GIVEN PROBLEM: Here are some records; quote them exactly, leaving out the pictures.

++++ SOURCE MATERIAL ++++

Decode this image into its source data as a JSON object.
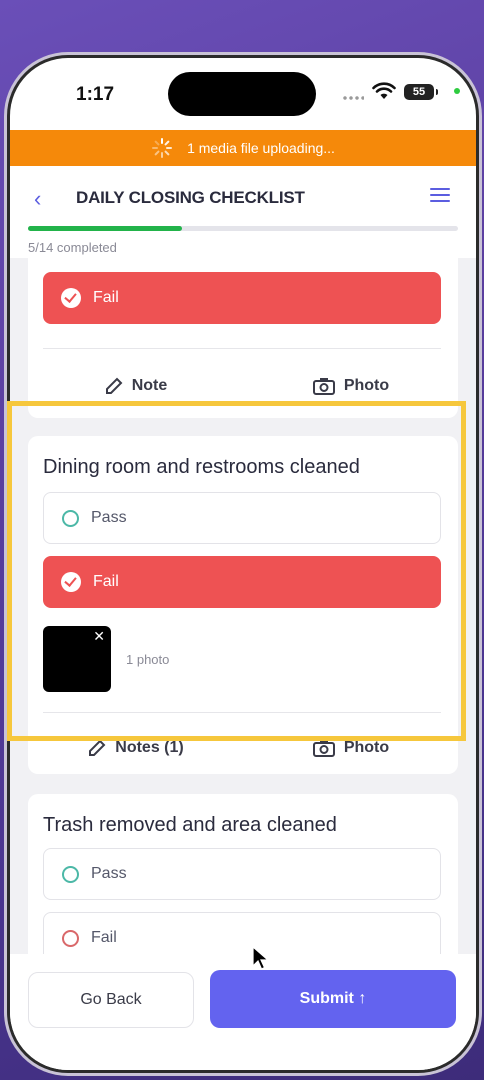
{
  "status_bar": {
    "time": "1:17",
    "battery": "55"
  },
  "upload_banner": {
    "text": "1 media file uploading..."
  },
  "header": {
    "title": "DAILY CLOSING CHECKLIST"
  },
  "progress": {
    "completed": 5,
    "total": 14,
    "text": "5/14 completed"
  },
  "items": [
    {
      "selected_label": "Fail",
      "note_label": "Note",
      "photo_label": "Photo"
    },
    {
      "question": "Dining room and restrooms cleaned",
      "pass_label": "Pass",
      "fail_label": "Fail",
      "selected": "Fail",
      "photo_count_text": "1 photo",
      "notes_label": "Notes (1)",
      "photo_label": "Photo"
    },
    {
      "question": "Trash removed and area cleaned",
      "pass_label": "Pass",
      "fail_label": "Fail"
    }
  ],
  "footer": {
    "back_label": "Go Back",
    "submit_label": "Submit ↑"
  },
  "colors": {
    "accent": "#6363ef",
    "fail": "#ee5253",
    "banner": "#f5890a",
    "progress": "#22b34a",
    "highlight": "#f6c73c"
  }
}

++++

SOLUTION BELOW:
Decode this image into its source data as a JSON object.
{
  "status_bar": {
    "time": "1:17",
    "battery": "55"
  },
  "upload_banner": {
    "text": "1 media file uploading..."
  },
  "header": {
    "title": "DAILY CLOSING CHECKLIST"
  },
  "progress": {
    "completed": 5,
    "total": 14,
    "text": "5/14 completed"
  },
  "items": [
    {
      "selected_label": "Fail",
      "note_label": "Note",
      "photo_label": "Photo"
    },
    {
      "question": "Dining room and restrooms cleaned",
      "pass_label": "Pass",
      "fail_label": "Fail",
      "selected": "Fail",
      "photo_count_text": "1 photo",
      "notes_label": "Notes (1)",
      "photo_label": "Photo"
    },
    {
      "question": "Trash removed and area cleaned",
      "pass_label": "Pass",
      "fail_label": "Fail"
    }
  ],
  "footer": {
    "back_label": "Go Back",
    "submit_label": "Submit ↑"
  },
  "colors": {
    "accent": "#6363ef",
    "fail": "#ee5253",
    "banner": "#f5890a",
    "progress": "#22b34a",
    "highlight": "#f6c73c"
  }
}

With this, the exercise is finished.